__Task goal__.
Show every line in the records below that contains the word "words".

=-=-=-=-=

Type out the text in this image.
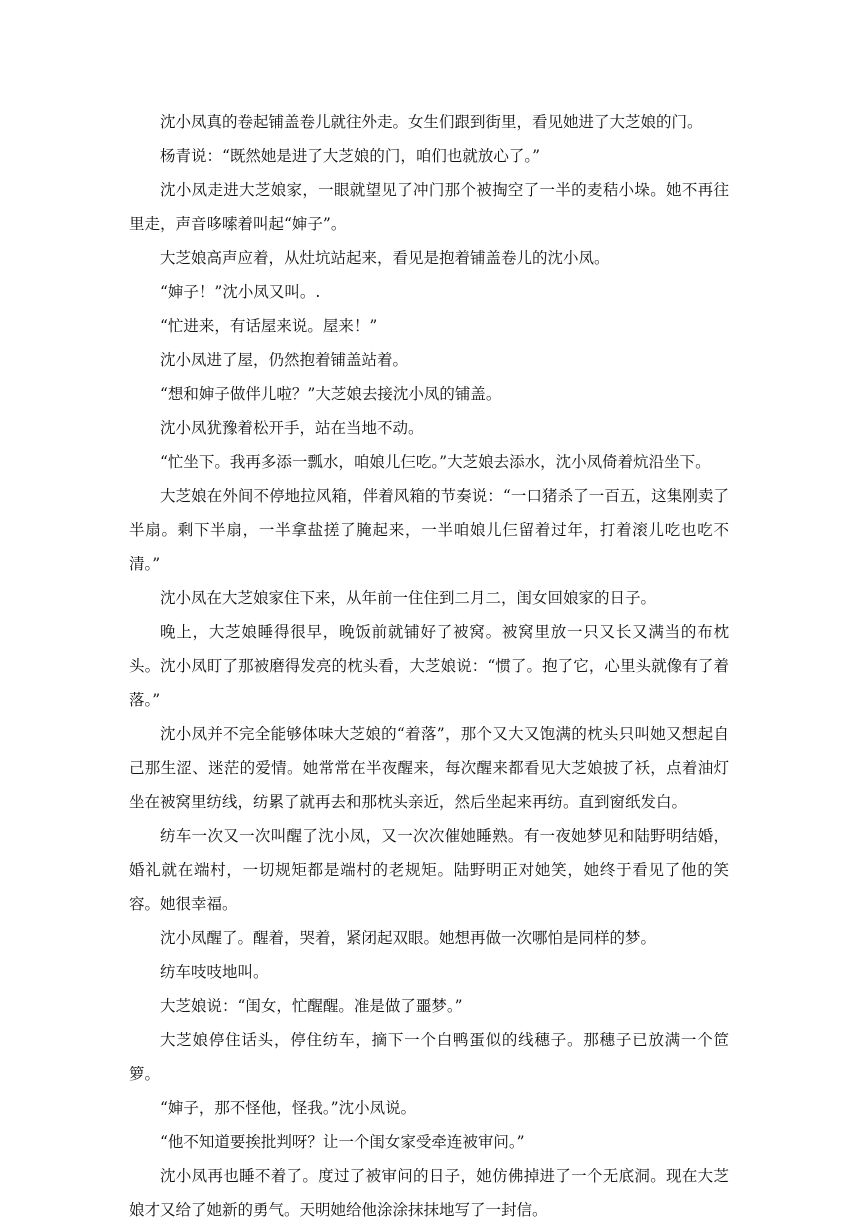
沈小凤真的卷起铺盖卷儿就往外走。女生们跟到街里，看见她进了大芝娘的门。

杨青说：“既然她是进了大芝娘的门，咱们也就放心了。”

沈小凤走进大芝娘家，一眼就望见了冲门那个被掏空了一半的麦秸小垛。她不再往里走，声音哆嗦着叫起“婶子”。

大芝娘高声应着，从灶坑站起来，看见是抱着铺盖卷儿的沈小凤。

“婶子！”沈小凤又叫。.

“忙进来，有话屋来说。屋来！”

沈小凤进了屋，仍然抱着铺盖站着。

“想和婶子做伴儿啦？”大芝娘去接沈小凤的铺盖。

沈小凤犹豫着松开手，站在当地不动。

“忙坐下。我再多添一瓢水，咱娘儿仨吃。”大芝娘去添水，沈小凤倚着炕沿坐下。

大芝娘在外间不停地拉风箱，伴着风箱的节奏说：“一口猪杀了一百五，这集刚卖了半扇。剩下半扇，一半拿盐搓了腌起来，一半咱娘儿仨留着过年，打着滚儿吃也吃不清。”

沈小凤在大芝娘家住下来，从年前一住住到二月二，闺女回娘家的日子。

晚上，大芝娘睡得很早，晚饭前就铺好了被窝。被窝里放一只又长又满当的布枕头。沈小凤盯了那被磨得发亮的枕头看，大芝娘说：“惯了。抱了它，心里头就像有了着落。”

沈小凤并不完全能够体味大芝娘的“着落”，那个又大又饱满的枕头只叫她又想起自己那生涩、迷茫的爱情。她常常在半夜醒来，每次醒来都看见大芝娘披了袄，点着油灯坐在被窝里纺线，纺累了就再去和那枕头亲近，然后坐起来再纺。直到窗纸发白。

纺车一次又一次叫醒了沈小凤，又一次次催她睡熟。有一夜她梦见和陆野明结婚，婚礼就在端村，一切规矩都是端村的老规矩。陆野明正对她笑，她终于看见了他的笑容。她很幸福。

沈小凤醒了。醒着，哭着，紧闭起双眼。她想再做一次哪怕是同样的梦。

纺车吱吱地叫。

大芝娘说：“闺女，忙醒醒。准是做了噩梦。”

大芝娘停住话头，停住纺车，摘下一个白鸭蛋似的线穗子。那穗子已放满一个笸箩。

“婶子，那不怪他，怪我。”沈小凤说。

“他不知道要挨批判呀？让一个闺女家受牵连被审问。”

沈小凤再也睡不着了。度过了被审问的日子，她仿佛掉进了一个无底洞。现在大芝娘才又给了她新的勇气。天明她给他涂涂抹抹地写了一封信。
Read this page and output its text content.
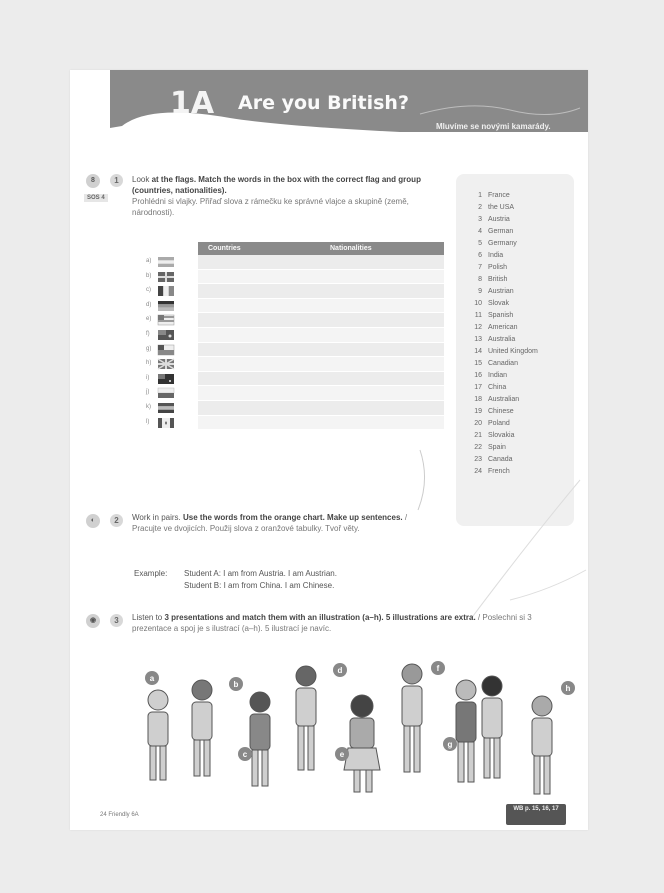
1A Are you British?
Mluvíme se novými kamarády.
8	1
SOS 4
Look at the flags. Match the words in the box with the correct flag and group (countries, nationalities).
Prohlédni si vlajky. Přiřaď slova z rámečku ke správné vlajce a skupině (země, národnosti).
	Countries	Nationalities

a)		

b)		

c)		

d)		

e)		

f)		

g)		

h)		

i)		

j)		

k)		

l)		

1 France
2 the USA
3 Austria
4 German
5 Germany
6 India
7 Polish
8 British
9 Austrian
10 Slovak
11 Spanish
12 American
13 Australia
14 United Kingdom
15 Canadian
16 Indian
17 China
18 Australian
19 Chinese
20 Poland
21 Slovakia
22 Spain
23 Canada
24 French
◐	2	Work in pairs. Use the words from the orange chart. Make up sentences. / Pracujte ve dvojicích. Použij slova z oranžové tabulky. Tvoř věty.
Example: Student A: I am from Austria. I am Austrian.
Student B: I am from China. I am Chinese.
◉	3	Listen to 3 presentations and match them with an illustration (a–h). 5 illustrations are extra. / Poslechni si 3 prezentace a spoj je s ilustrací (a–h). 5 ilustrací je navíc.
a
b
c
d
e
f
g
h
24 Friendly 6A
WB p. 15, 16, 17
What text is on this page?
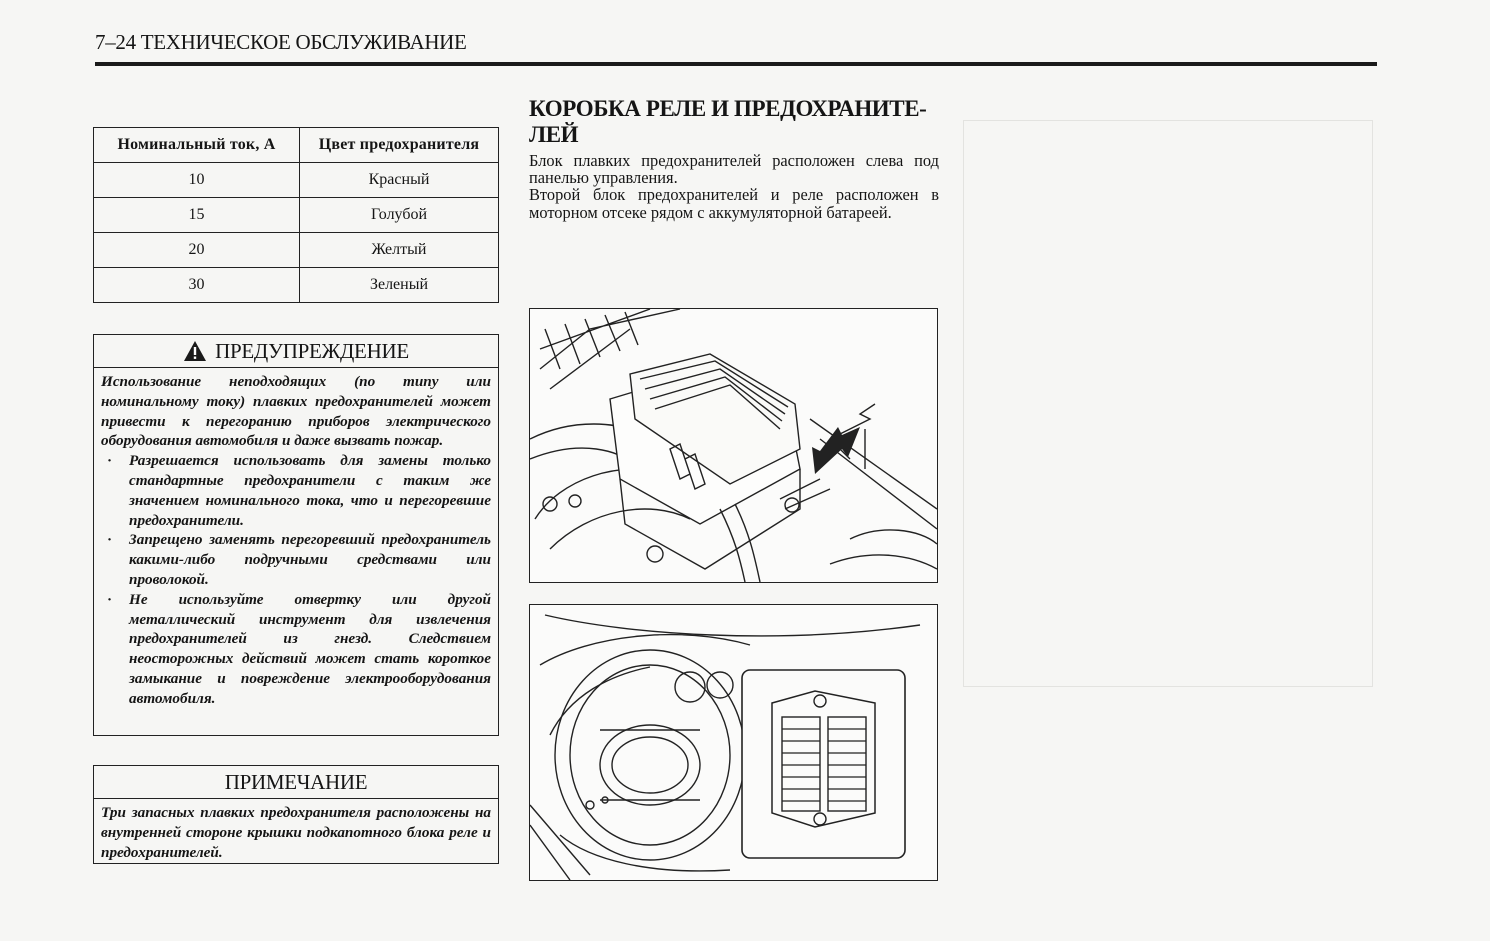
7–24 ТЕХНИЧЕСКОЕ ОБСЛУЖИВАНИЕ
Номинальный ток, А	Цвет предохранителя
10	Красный
15	Голубой
20	Желтый
30	Зеленый
ПРЕДУПРЕЖДЕНИЕ
Использование неподходящих (по типу или номинальному току) плавких предохранителей может привести к перегоранию приборов электрического оборудования автомобиля и даже вызвать пожар.
· Разрешается использовать для замены только стандартные предохранители с таким же значением номинального тока, что и перегоревшие предохранители.
· Запрещено заменять перегоревший предохранитель какими-либо подручными средствами или проволокой.
· Не используйте отвертку или другой металлический инструмент для извлечения предохранителей из гнезд. Следствием неосторожных действий может стать короткое замыкание и повреждение электрооборудования автомобиля.
ПРИМЕЧАНИЕ
Три запасных плавких предохранителя расположены на внутренней стороне крышки подкапотного блока реле и предохранителей.
КОРОБКА РЕЛЕ И ПРЕДОХРАНИТЕ-ЛЕЙ
Блок плавких предохранителей расположен слева под панелью управления.
Второй блок предохранителей и реле расположен в моторном отсеке рядом с аккумуляторной батареей.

=-=-=-=-=

__Result for this exercise__.
Look at the flags. Match the words in the box with the correct flag and group (countries, nationalities).
◐	2	Work in pairs. Use the words from the orange chart. Make up sentences. / Pracujte ve dvojicích. Použij slova z oranžové tabulky. Tvoř věty.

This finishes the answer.